▸ **EXCERPTED TEXT**:

%%

DEV Community

mikeyGlitz
mikeyGlitz

Posted on

OpenSearch Snapshots with Min.io

Retaining data is a critical responsibility for any business that stores and manages customer information. Data loss or corruption can arise from various factors, including hardware failures and human errors. The risks associated with data loss can be mitigated by implementing regular backups. OpenSearch, similar to many other databases, manages backups through the use of snapshots. By leveraging snapshots, OpenSearch can create secure point-in-time copies of data.

In our setup, we will utilize Min.io as an interface for OpenSearch to connect to storage. Additionally, we will establish a snapshot repository to facilitate backups.

%%

▸ **WORK REQUIRED**:
According to the OpenSearch snapshots post, why should a business implement regular backups? Answer in one to three sentences. The lines that follow are not needed for this task.

▸ **Annotations of page elements**:

%%

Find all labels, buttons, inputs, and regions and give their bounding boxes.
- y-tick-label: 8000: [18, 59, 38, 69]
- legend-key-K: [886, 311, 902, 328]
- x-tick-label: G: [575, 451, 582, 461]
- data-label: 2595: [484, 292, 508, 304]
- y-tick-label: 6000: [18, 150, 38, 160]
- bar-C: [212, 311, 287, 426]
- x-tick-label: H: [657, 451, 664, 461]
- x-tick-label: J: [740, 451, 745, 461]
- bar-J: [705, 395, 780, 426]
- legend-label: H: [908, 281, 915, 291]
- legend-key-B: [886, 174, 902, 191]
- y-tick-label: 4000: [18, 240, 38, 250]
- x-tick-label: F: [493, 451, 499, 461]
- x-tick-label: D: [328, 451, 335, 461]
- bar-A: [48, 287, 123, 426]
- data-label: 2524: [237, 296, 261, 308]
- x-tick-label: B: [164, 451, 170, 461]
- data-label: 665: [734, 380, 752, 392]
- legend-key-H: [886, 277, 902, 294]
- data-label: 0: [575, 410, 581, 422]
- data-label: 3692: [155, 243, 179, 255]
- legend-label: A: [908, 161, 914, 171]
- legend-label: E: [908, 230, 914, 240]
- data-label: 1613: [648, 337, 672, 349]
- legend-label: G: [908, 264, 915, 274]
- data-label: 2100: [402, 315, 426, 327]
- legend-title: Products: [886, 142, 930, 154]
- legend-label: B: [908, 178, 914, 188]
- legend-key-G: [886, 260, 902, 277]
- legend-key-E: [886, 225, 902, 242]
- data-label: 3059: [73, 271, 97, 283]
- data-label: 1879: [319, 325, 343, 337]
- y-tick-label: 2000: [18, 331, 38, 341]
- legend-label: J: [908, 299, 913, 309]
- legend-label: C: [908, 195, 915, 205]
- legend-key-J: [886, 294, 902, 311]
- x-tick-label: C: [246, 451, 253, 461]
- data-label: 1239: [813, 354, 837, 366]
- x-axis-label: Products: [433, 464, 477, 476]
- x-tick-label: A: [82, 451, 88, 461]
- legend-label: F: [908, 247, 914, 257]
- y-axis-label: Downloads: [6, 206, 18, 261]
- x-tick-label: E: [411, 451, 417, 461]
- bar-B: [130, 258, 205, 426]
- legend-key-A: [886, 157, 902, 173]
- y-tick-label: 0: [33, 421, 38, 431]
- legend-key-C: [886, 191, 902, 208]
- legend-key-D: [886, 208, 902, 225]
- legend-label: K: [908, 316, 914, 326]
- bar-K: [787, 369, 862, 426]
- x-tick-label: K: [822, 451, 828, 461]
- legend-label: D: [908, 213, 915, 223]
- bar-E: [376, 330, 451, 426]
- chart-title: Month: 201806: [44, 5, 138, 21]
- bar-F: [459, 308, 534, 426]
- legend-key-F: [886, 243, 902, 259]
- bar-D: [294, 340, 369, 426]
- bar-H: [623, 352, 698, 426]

%%

▸ **RESULT FOR THIS TASK**:
Data loss or corruption can arise from factors such as hardware failures and human errors. Regular backups mitigate the risks associated with that loss.